» **TASK**
Please copy every line of the records below that holds the word "Religiosi".

--

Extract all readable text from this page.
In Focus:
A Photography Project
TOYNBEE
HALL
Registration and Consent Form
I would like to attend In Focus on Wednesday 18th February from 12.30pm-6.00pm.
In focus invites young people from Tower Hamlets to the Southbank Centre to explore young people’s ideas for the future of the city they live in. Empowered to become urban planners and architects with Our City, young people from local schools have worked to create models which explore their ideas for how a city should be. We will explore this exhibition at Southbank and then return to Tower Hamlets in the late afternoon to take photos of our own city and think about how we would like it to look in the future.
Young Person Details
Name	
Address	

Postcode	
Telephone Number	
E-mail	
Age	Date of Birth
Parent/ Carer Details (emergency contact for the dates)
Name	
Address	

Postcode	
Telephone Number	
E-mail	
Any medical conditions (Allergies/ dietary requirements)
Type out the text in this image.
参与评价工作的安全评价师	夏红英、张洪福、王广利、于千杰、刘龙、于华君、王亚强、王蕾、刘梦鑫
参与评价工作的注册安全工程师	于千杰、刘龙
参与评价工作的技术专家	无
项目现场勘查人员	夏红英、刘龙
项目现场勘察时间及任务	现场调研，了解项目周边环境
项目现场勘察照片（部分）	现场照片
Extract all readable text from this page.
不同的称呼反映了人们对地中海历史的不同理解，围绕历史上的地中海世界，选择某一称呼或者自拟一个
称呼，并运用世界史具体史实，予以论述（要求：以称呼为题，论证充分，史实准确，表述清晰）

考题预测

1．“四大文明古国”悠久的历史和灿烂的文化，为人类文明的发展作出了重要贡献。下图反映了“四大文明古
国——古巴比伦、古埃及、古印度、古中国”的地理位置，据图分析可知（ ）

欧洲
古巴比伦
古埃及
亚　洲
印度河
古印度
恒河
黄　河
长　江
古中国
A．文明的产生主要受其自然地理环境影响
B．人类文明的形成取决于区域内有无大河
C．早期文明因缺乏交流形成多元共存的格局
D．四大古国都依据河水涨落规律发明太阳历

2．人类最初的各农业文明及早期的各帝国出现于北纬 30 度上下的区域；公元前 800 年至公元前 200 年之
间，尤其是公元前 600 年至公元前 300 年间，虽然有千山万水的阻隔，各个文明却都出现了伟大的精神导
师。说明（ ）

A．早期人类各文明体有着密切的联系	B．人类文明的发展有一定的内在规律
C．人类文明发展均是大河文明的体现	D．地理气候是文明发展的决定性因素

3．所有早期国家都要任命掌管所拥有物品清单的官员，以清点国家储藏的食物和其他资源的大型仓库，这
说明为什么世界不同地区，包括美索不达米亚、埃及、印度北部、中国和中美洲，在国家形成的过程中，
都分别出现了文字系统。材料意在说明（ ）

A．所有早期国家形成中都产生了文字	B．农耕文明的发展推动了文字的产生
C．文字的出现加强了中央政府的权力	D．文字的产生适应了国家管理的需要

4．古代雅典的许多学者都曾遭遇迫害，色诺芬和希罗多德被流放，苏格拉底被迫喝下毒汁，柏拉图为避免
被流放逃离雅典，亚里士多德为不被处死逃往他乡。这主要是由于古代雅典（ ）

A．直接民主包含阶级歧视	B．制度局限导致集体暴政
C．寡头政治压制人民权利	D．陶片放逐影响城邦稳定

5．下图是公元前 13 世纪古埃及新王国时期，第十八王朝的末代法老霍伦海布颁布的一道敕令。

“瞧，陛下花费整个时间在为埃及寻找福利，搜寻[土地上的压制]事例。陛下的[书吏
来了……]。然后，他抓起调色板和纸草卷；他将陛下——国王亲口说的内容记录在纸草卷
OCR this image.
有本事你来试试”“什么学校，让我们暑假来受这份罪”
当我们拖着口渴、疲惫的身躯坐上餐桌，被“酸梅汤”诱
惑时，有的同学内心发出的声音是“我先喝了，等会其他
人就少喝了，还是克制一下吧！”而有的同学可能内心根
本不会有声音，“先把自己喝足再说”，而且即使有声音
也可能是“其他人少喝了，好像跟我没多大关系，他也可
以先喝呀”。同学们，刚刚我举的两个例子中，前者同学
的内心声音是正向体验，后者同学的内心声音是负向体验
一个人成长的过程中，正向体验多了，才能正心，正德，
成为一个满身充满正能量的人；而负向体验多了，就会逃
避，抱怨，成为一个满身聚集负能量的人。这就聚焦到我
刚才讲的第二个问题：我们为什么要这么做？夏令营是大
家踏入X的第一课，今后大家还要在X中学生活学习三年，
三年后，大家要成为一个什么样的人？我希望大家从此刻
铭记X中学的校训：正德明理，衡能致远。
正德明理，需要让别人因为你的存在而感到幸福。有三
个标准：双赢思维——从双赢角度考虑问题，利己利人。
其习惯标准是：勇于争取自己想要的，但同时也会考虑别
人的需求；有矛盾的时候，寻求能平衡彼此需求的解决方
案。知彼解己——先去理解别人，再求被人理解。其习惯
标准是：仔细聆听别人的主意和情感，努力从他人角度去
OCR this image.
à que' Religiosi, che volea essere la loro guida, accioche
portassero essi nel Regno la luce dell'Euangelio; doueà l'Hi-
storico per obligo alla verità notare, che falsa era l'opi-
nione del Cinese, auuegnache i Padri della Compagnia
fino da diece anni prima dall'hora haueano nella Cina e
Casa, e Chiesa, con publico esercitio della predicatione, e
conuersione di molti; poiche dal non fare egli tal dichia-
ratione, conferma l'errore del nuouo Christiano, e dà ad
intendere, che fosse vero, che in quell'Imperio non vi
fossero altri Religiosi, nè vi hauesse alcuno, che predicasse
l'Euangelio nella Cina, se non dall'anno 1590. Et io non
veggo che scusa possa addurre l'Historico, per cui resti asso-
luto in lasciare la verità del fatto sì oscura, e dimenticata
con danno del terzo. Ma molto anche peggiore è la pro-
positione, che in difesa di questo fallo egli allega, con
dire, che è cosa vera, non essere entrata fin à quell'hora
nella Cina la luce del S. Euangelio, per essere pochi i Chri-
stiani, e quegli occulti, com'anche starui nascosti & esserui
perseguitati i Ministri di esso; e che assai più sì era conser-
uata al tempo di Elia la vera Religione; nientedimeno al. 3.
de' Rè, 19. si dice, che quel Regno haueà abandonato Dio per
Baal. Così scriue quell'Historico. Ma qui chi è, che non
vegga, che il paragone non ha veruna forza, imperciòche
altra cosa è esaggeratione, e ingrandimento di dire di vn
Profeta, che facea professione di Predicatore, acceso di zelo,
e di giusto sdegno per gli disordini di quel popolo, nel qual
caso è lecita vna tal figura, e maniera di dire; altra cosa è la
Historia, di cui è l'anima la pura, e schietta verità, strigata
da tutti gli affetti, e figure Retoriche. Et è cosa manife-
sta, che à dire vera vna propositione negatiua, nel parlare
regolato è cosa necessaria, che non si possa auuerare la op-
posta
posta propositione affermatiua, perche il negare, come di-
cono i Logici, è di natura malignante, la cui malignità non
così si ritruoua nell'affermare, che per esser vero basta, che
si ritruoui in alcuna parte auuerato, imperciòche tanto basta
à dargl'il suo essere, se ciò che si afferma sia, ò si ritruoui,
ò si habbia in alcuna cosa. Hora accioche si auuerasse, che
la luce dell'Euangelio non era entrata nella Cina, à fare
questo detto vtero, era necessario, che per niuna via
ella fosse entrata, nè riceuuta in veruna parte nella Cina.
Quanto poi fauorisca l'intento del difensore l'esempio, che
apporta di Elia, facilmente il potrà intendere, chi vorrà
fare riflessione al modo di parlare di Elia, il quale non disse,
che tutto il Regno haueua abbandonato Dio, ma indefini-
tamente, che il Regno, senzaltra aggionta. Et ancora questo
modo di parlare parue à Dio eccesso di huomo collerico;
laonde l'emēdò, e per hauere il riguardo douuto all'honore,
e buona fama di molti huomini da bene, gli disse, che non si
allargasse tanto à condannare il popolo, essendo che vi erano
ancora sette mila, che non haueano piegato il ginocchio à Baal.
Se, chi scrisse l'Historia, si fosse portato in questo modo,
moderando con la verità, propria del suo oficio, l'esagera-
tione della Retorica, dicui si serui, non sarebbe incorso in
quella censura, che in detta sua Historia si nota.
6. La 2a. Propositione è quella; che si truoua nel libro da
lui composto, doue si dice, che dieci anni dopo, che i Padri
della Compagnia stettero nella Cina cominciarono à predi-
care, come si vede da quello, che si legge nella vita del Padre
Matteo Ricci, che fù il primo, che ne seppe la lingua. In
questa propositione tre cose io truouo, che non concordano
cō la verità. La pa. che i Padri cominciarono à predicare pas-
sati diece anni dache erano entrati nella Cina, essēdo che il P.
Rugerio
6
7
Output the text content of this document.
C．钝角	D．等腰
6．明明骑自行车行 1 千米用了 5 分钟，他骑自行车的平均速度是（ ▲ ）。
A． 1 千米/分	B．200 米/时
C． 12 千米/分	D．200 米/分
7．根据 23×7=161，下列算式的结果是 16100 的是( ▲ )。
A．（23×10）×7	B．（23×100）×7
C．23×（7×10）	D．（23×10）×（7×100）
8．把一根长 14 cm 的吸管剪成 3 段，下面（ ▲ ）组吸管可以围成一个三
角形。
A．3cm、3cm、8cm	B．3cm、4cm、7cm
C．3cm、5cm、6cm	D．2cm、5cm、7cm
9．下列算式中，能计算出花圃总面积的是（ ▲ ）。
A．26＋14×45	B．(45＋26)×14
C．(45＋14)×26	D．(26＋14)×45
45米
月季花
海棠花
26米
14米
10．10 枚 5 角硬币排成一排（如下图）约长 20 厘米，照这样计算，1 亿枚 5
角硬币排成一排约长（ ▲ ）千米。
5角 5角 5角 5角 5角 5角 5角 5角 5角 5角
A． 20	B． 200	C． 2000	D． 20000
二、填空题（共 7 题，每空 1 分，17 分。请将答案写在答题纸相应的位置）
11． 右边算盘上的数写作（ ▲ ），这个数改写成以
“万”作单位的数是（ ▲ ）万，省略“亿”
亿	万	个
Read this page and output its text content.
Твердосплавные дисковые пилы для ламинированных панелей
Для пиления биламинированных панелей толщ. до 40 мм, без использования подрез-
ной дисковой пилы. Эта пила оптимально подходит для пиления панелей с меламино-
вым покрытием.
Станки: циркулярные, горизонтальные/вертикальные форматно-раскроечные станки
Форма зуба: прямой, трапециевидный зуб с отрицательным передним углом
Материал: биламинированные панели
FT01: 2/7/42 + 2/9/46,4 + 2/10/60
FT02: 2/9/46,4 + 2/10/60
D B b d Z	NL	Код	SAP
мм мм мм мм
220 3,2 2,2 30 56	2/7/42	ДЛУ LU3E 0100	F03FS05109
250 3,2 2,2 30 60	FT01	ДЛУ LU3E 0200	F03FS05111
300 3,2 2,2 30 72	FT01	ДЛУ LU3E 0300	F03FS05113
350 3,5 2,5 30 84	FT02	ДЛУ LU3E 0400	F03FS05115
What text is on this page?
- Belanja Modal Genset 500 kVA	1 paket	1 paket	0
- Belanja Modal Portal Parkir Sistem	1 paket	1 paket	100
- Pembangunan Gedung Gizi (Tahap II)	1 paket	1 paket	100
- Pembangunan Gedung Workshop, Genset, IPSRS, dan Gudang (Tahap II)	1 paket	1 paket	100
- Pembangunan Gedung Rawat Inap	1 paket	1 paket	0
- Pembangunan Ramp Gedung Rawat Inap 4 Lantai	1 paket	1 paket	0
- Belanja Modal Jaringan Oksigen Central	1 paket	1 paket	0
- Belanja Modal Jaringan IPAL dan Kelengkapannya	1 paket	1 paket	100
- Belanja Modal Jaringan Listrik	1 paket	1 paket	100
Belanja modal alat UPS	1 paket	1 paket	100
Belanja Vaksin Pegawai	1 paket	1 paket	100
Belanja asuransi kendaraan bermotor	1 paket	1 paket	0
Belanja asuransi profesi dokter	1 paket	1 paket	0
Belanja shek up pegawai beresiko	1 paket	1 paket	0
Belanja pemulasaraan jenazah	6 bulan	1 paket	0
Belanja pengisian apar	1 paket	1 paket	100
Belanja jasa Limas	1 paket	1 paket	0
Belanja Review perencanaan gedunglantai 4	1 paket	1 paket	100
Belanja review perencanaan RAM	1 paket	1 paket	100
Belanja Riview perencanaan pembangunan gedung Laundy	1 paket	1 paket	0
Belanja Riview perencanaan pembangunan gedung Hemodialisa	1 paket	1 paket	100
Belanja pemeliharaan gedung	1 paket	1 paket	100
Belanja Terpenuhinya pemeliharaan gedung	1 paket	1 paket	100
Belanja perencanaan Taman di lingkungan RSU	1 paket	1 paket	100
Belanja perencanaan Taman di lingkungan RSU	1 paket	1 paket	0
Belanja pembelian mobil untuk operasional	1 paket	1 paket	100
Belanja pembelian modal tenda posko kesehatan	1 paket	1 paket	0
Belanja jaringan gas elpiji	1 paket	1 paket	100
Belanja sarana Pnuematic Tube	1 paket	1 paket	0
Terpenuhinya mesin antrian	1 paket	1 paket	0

--

» **EXERCISE ANSWER**
à que' Religiosi, che volea essere la loro guida, accioche
fossero altri Religiosi, nè vi hauesse alcuno, che predicasse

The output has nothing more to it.